TASK DESCRIPTION » Each line below that contains "Compounding" counts once; report the total and nothing more.

RAW RECORDS »
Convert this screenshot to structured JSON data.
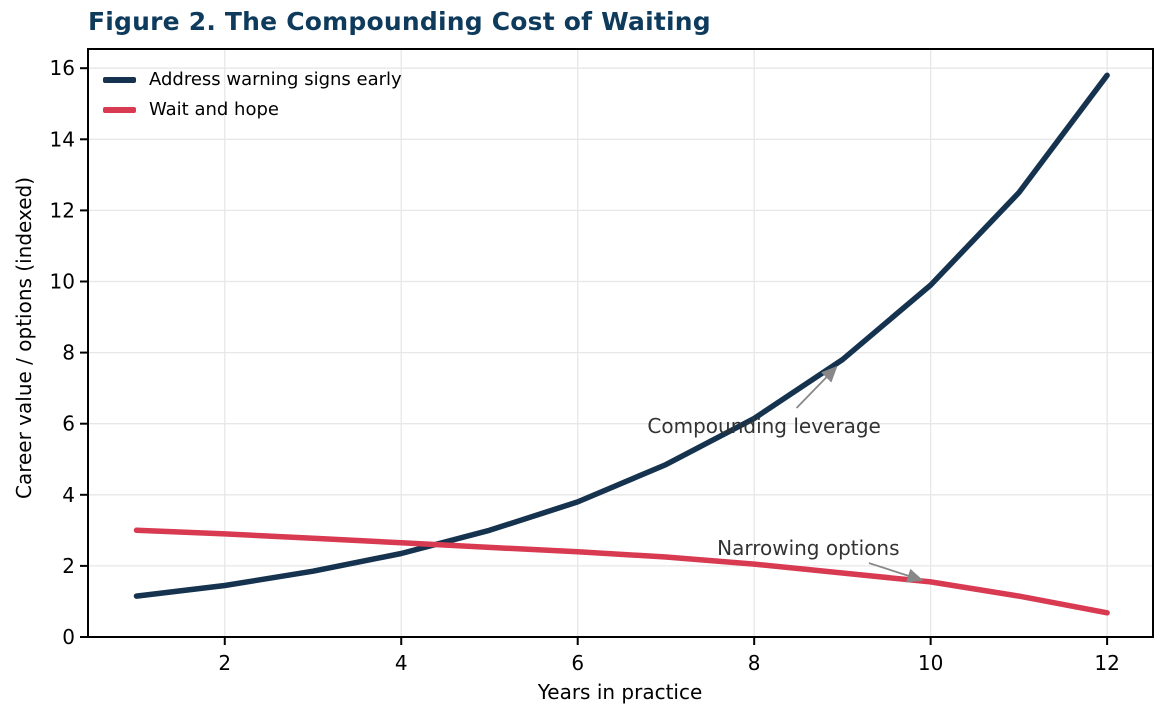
{
  "figure": {
    "title": "Figure 2. The Compounding Cost of Waiting",
    "title_color": "#0e3a5c"
  },
  "chart_data": {
    "type": "line",
    "x": [
      1,
      2,
      3,
      4,
      5,
      6,
      7,
      8,
      9,
      10,
      11,
      12
    ],
    "series": [
      {
        "name": "Address warning signs early",
        "color": "#15334f",
        "values": [
          1.15,
          1.45,
          1.85,
          2.35,
          3.0,
          3.8,
          4.85,
          6.15,
          7.8,
          9.9,
          12.5,
          15.8
        ]
      },
      {
        "name": "Wait and hope",
        "color": "#d83a52",
        "values": [
          3.0,
          2.9,
          2.78,
          2.65,
          2.52,
          2.4,
          2.25,
          2.05,
          1.8,
          1.55,
          1.15,
          0.68
        ]
      }
    ],
    "xlabel": "Years in practice",
    "ylabel": "Career value / options (indexed)",
    "xticks": [
      2,
      4,
      6,
      8,
      10,
      12
    ],
    "yticks": [
      0,
      2,
      4,
      6,
      8,
      10,
      12,
      14,
      16
    ],
    "xlim": [
      0.45,
      12.52
    ],
    "ylim": [
      0,
      16.54
    ],
    "grid": true,
    "legend_position": "upper left",
    "annotations": [
      {
        "text": "Compounding leverage",
        "text_xy": [
          6.79,
          5.74
        ],
        "arrow_from": [
          8.48,
          6.44
        ],
        "arrow_to": [
          8.93,
          7.59
        ]
      },
      {
        "text": "Narrowing options",
        "text_xy": [
          7.58,
          2.31
        ],
        "arrow_from": [
          9.3,
          2.08
        ],
        "arrow_to": [
          9.9,
          1.6
        ]
      }
    ],
    "colors": {
      "grid": "#e7e7e7",
      "spine": "#000000",
      "tick_label": "#000000",
      "annotation_text": "#333333",
      "annotation_arrow": "#888888"
    }
  }
}
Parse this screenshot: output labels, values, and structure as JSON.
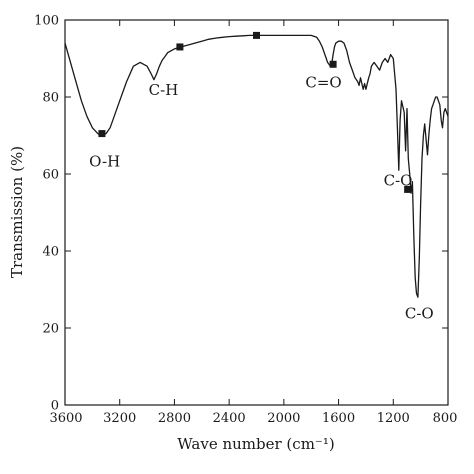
{
  "chart_data": {
    "type": "line",
    "title": "",
    "xlabel": "Wave number (cm⁻¹)",
    "ylabel": "Transmission (%)",
    "xlim": [
      3600,
      800
    ],
    "ylim": [
      0,
      100
    ],
    "x_reversed": true,
    "xticks": [
      "3600",
      "3200",
      "2800",
      "2400",
      "2000",
      "1600",
      "1200",
      "800"
    ],
    "yticks": [
      "0",
      "20",
      "40",
      "60",
      "80",
      "100"
    ],
    "grid": false,
    "line_color": "#1a1a1a",
    "series": [
      {
        "x": [
          3600,
          3560,
          3520,
          3480,
          3440,
          3400,
          3360,
          3330,
          3300,
          3270,
          3240,
          3200,
          3150,
          3100,
          3050,
          3000,
          2970,
          2950,
          2930,
          2910,
          2890,
          2870,
          2850,
          2800,
          2750,
          2700,
          2650,
          2600,
          2550,
          2500,
          2450,
          2400,
          2350,
          2300,
          2250,
          2200,
          2150,
          2100,
          2050,
          2000,
          1950,
          1900,
          1850,
          1800,
          1760,
          1740,
          1720,
          1700,
          1680,
          1660,
          1650,
          1640,
          1630,
          1620,
          1600,
          1580,
          1560,
          1540,
          1520,
          1500,
          1480,
          1460,
          1450,
          1440,
          1420,
          1410,
          1400,
          1380,
          1370,
          1360,
          1340,
          1320,
          1300,
          1280,
          1260,
          1240,
          1220,
          1200,
          1180,
          1170,
          1160,
          1150,
          1140,
          1120,
          1110,
          1100,
          1090,
          1080,
          1070,
          1060,
          1050,
          1040,
          1030,
          1020,
          1010,
          1000,
          990,
          980,
          970,
          960,
          950,
          940,
          930,
          920,
          910,
          900,
          890,
          880,
          870,
          860,
          850,
          840,
          830,
          820,
          810,
          800
        ],
        "y": [
          94,
          89,
          84,
          79,
          75,
          72,
          70.5,
          70,
          70.5,
          72,
          75,
          79,
          84,
          88,
          89,
          88,
          86,
          84.5,
          86,
          88,
          89.5,
          90.5,
          91.5,
          92.5,
          93,
          93.5,
          94,
          94.5,
          95,
          95.3,
          95.5,
          95.7,
          95.8,
          95.9,
          96,
          96,
          96,
          96,
          96,
          96,
          96,
          96,
          96,
          96,
          95.5,
          94.5,
          93,
          91,
          89,
          88,
          88.5,
          91,
          93,
          94,
          94.5,
          94.5,
          94,
          92,
          89,
          87,
          85,
          84,
          83,
          85,
          82,
          83.5,
          82,
          85,
          86,
          88,
          89,
          88,
          87,
          89,
          90,
          89,
          91,
          90,
          82,
          72,
          61,
          74,
          79,
          76,
          66,
          77,
          64,
          60,
          55,
          58,
          44,
          33,
          29,
          28,
          38,
          52,
          64,
          70,
          73,
          69,
          65,
          70,
          74,
          77,
          78,
          79,
          80,
          80,
          79,
          78,
          74,
          72,
          76,
          77,
          76,
          75
        ]
      }
    ],
    "markers": [
      {
        "x": 3330,
        "y": 70.5
      },
      {
        "x": 2760,
        "y": 93
      },
      {
        "x": 2200,
        "y": 96
      },
      {
        "x": 1640,
        "y": 88.5
      },
      {
        "x": 1095,
        "y": 56
      }
    ],
    "annotations": [
      {
        "text": "O-H",
        "x": 3310,
        "y": 62
      },
      {
        "text": "C-H",
        "x": 2880,
        "y": 80.5
      },
      {
        "text": "C=O",
        "x": 1710,
        "y": 82.5
      },
      {
        "text": "C-O",
        "x": 1165,
        "y": 57
      },
      {
        "text": "C-O",
        "x": 1010,
        "y": 22.5
      }
    ]
  }
}
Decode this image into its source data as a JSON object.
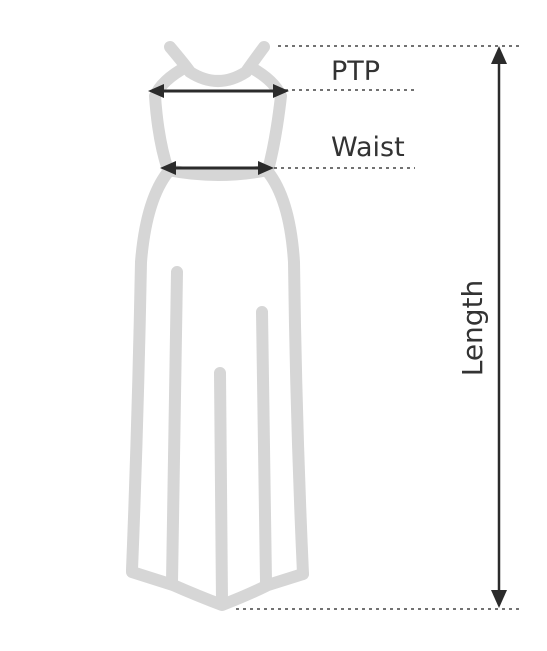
{
  "labels": {
    "ptp": "PTP",
    "waist": "Waist",
    "length": "Length"
  },
  "colors": {
    "garment": "#d6d6d6",
    "measure": "#2b2b2b",
    "guide": "#444444",
    "text": "#333333"
  }
}
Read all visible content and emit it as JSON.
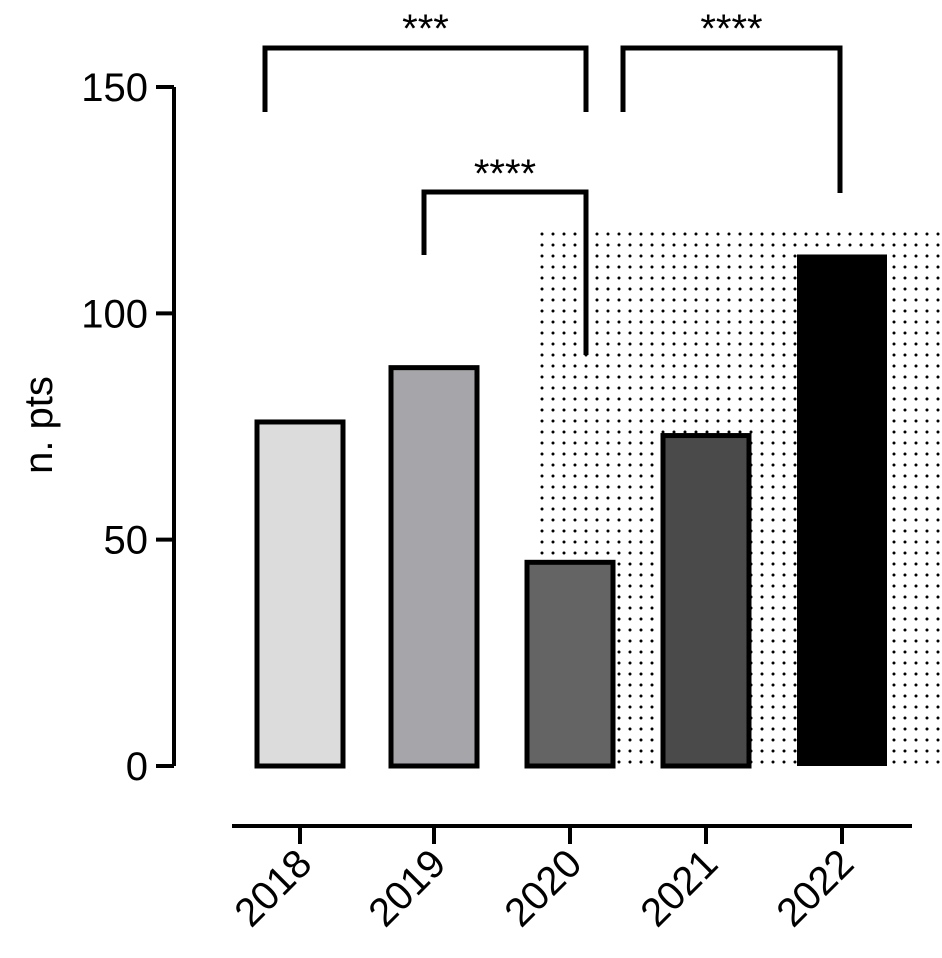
{
  "chart_data": {
    "type": "bar",
    "title": "",
    "xlabel": "",
    "ylabel": "n. pts",
    "ylim": [
      0,
      150
    ],
    "yticks": [
      0,
      50,
      100,
      150
    ],
    "categories": [
      "2018",
      "2019",
      "2020",
      "2021",
      "2022"
    ],
    "values": [
      76,
      88,
      45,
      73,
      113
    ],
    "bar_colors": [
      "#dcdcdc",
      "#a5a5aa",
      "#646464",
      "#4a4a4a",
      "#000000"
    ],
    "shaded_region": {
      "from_category": "2020",
      "to_category": "2022",
      "pattern": "dotted"
    },
    "significance": [
      {
        "from": "2018",
        "to": "2020",
        "label": "***"
      },
      {
        "from": "2019",
        "to": "2020",
        "label": "****"
      },
      {
        "from": "2020",
        "to": "2022",
        "label": "****"
      }
    ]
  }
}
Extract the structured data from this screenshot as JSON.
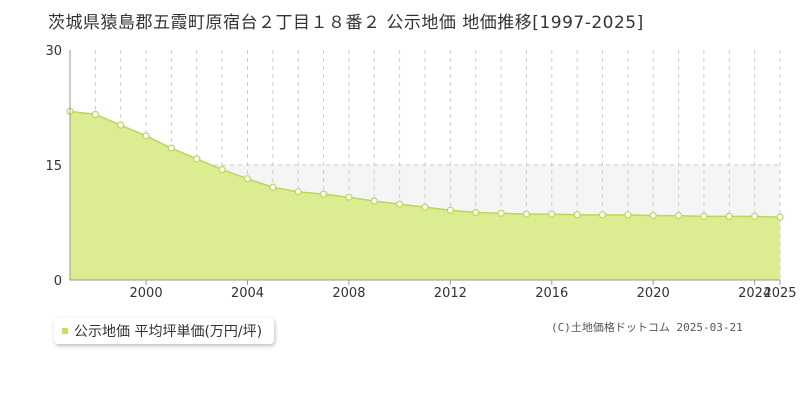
{
  "title": "茨城県猿島郡五霞町原宿台２丁目１８番２ 公示地価 地価推移[1997-2025]",
  "legend": {
    "label": "公示地価 平均坪単価(万円/坪)"
  },
  "copyright": "(C)土地価格ドットコム 2025-03-21",
  "colors": {
    "fill": "#dbec91",
    "line": "#b8d957",
    "point_fill": "#ffffff",
    "band": "#f5f5f5",
    "grid_dashed": "#cccccc",
    "axis": "#999999",
    "legend_marker": "#c4e35b"
  },
  "chart_data": {
    "type": "area",
    "title": "茨城県猿島郡五霞町原宿台２丁目１８番２ 公示地価 地価推移[1997-2025]",
    "xlabel": "",
    "ylabel": "",
    "xlim": [
      1997,
      2025
    ],
    "ylim": [
      0,
      30
    ],
    "y_ticks": [
      "0",
      "15",
      "30"
    ],
    "x_ticks": [
      "2000",
      "2004",
      "2008",
      "2012",
      "2016",
      "2020",
      "2024",
      "2025"
    ],
    "grid": true,
    "legend_position": "bottom-left",
    "series": [
      {
        "name": "公示地価 平均坪単価(万円/坪)",
        "x": [
          1997,
          1998,
          1999,
          2000,
          2001,
          2002,
          2003,
          2004,
          2005,
          2006,
          2007,
          2008,
          2009,
          2010,
          2011,
          2012,
          2013,
          2014,
          2015,
          2016,
          2017,
          2018,
          2019,
          2020,
          2021,
          2022,
          2023,
          2024,
          2025
        ],
        "values": [
          22.0,
          21.6,
          20.2,
          18.8,
          17.2,
          15.8,
          14.4,
          13.2,
          12.1,
          11.5,
          11.2,
          10.8,
          10.3,
          9.9,
          9.5,
          9.1,
          8.8,
          8.7,
          8.6,
          8.6,
          8.5,
          8.5,
          8.5,
          8.4,
          8.4,
          8.3,
          8.3,
          8.3,
          8.2
        ]
      }
    ]
  }
}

EXERCISE RESULT » 2